§ Task goal: Copy each line below exactly and leave the pictures out.

[Stored data entries]
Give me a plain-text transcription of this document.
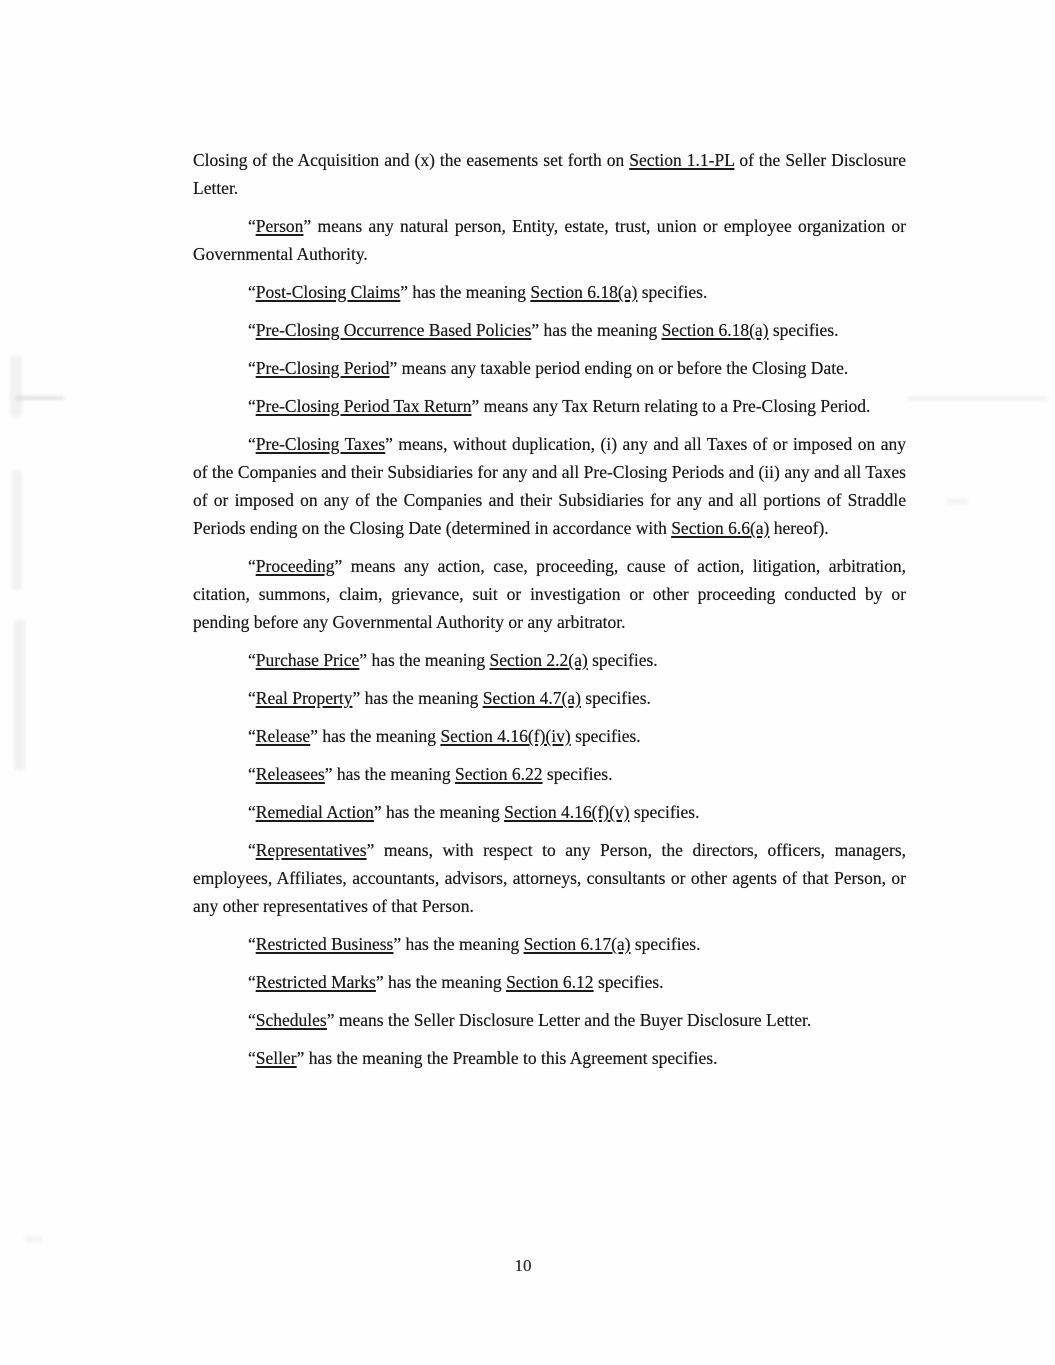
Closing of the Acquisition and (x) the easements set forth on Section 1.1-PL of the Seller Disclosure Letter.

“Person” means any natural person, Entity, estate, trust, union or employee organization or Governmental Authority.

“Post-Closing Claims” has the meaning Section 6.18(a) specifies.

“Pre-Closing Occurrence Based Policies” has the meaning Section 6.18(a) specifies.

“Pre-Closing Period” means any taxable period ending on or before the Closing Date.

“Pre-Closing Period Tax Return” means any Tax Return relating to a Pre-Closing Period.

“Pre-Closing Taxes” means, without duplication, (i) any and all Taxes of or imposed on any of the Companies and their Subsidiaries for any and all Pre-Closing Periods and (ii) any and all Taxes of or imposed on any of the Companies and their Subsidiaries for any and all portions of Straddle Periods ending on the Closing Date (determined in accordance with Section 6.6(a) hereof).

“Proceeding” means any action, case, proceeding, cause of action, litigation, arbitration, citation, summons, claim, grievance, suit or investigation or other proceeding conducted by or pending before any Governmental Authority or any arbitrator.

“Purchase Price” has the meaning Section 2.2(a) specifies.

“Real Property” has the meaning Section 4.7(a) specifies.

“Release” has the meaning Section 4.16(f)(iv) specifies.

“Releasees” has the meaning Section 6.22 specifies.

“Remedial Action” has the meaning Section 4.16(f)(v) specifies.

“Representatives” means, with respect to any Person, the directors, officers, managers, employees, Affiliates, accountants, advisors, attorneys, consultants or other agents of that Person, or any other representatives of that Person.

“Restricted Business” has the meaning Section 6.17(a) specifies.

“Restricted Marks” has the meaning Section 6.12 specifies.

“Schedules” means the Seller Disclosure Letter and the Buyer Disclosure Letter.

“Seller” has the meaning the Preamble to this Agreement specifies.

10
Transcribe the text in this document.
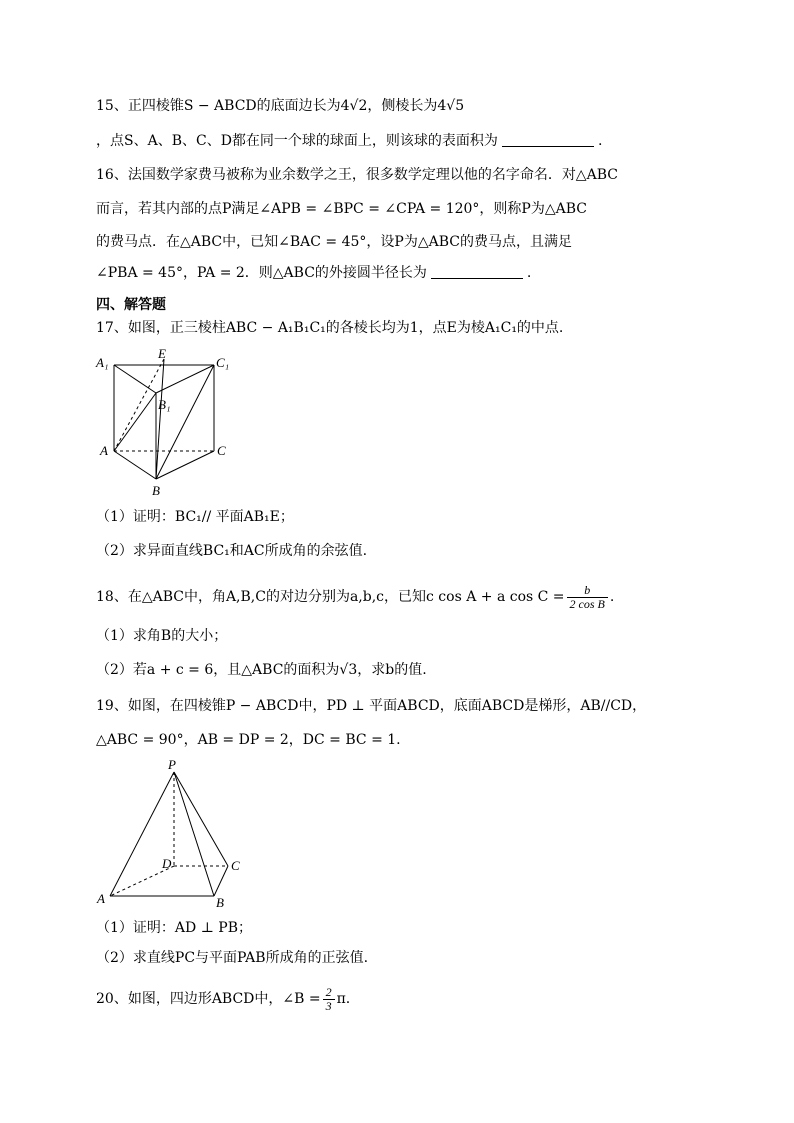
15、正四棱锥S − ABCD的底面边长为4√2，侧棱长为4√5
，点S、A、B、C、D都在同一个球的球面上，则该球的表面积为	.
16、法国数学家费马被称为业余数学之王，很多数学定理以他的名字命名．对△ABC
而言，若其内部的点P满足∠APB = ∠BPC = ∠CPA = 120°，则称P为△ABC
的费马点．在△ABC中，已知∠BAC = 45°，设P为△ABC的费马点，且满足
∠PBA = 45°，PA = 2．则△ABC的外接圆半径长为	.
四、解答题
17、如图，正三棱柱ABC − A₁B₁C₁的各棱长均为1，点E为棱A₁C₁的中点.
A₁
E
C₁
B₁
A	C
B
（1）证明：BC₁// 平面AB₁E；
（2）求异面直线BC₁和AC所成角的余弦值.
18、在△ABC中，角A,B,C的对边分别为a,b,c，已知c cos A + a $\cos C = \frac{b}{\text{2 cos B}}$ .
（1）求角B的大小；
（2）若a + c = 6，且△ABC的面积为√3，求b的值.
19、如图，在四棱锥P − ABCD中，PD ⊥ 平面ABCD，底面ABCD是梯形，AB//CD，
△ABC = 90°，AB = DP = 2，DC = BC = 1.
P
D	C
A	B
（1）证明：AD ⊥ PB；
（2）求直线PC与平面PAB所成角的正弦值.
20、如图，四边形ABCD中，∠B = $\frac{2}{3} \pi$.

§ Task result:
Give me a plain-text transcription of this document.
Closing of the Acquisition and (x) the easements set forth on Section 1.1-PL of the Seller Disclosure Letter.

“Person” means any natural person, Entity, estate, trust, union or employee organization or Governmental Authority.

“Post-Closing Claims” has the meaning Section 6.18(a) specifies.

“Pre-Closing Occurrence Based Policies” has the meaning Section 6.18(a) specifies.

“Pre-Closing Period” means any taxable period ending on or before the Closing Date.

“Pre-Closing Period Tax Return” means any Tax Return relating to a Pre-Closing Period.

“Pre-Closing Taxes” means, without duplication, (i) any and all Taxes of or imposed on any of the Companies and their Subsidiaries for any and all Pre-Closing Periods and (ii) any and all Taxes of or imposed on any of the Companies and their Subsidiaries for any and all portions of Straddle Periods ending on the Closing Date (determined in accordance with Section 6.6(a) hereof).

“Proceeding” means any action, case, proceeding, cause of action, litigation, arbitration, citation, summons, claim, grievance, suit or investigation or other proceeding conducted by or pending before any Governmental Authority or any arbitrator.

“Purchase Price” has the meaning Section 2.2(a) specifies.

“Real Property” has the meaning Section 4.7(a) specifies.

“Release” has the meaning Section 4.16(f)(iv) specifies.

“Releasees” has the meaning Section 6.22 specifies.

“Remedial Action” has the meaning Section 4.16(f)(v) specifies.

“Representatives” means, with respect to any Person, the directors, officers, managers, employees, Affiliates, accountants, advisors, attorneys, consultants or other agents of that Person, or any other representatives of that Person.

“Restricted Business” has the meaning Section 6.17(a) specifies.

“Restricted Marks” has the meaning Section 6.12 specifies.

“Schedules” means the Seller Disclosure Letter and the Buyer Disclosure Letter.

“Seller” has the meaning the Preamble to this Agreement specifies.

10
Transcribe the text in this document.
15、正四棱锥S − ABCD的底面边长为4√2，侧棱长为4√5
，点S、A、B、C、D都在同一个球的球面上，则该球的表面积为	.
16、法国数学家费马被称为业余数学之王，很多数学定理以他的名字命名．对△ABC
而言，若其内部的点P满足∠APB = ∠BPC = ∠CPA = 120°，则称P为△ABC
的费马点．在△ABC中，已知∠BAC = 45°，设P为△ABC的费马点，且满足
∠PBA = 45°，PA = 2．则△ABC的外接圆半径长为	.
四、解答题
17、如图，正三棱柱ABC − A₁B₁C₁的各棱长均为1，点E为棱A₁C₁的中点.
A₁
E
C₁
B₁
A	C
B
（1）证明：BC₁// 平面AB₁E；
（2）求异面直线BC₁和AC所成角的余弦值.
18、在△ABC中，角A,B,C的对边分别为a,b,c，已知c cos A + a $\cos C = \frac{b}{\text{2 cos B}}$ .
（1）求角B的大小；
（2）若a + c = 6，且△ABC的面积为√3，求b的值.
19、如图，在四棱锥P − ABCD中，PD ⊥ 平面ABCD，底面ABCD是梯形，AB//CD，
△ABC = 90°，AB = DP = 2，DC = BC = 1.
P
D	C
A	B
（1）证明：AD ⊥ PB；
（2）求直线PC与平面PAB所成角的正弦值.
20、如图，四边形ABCD中，∠B = $\frac{2}{3} \pi$.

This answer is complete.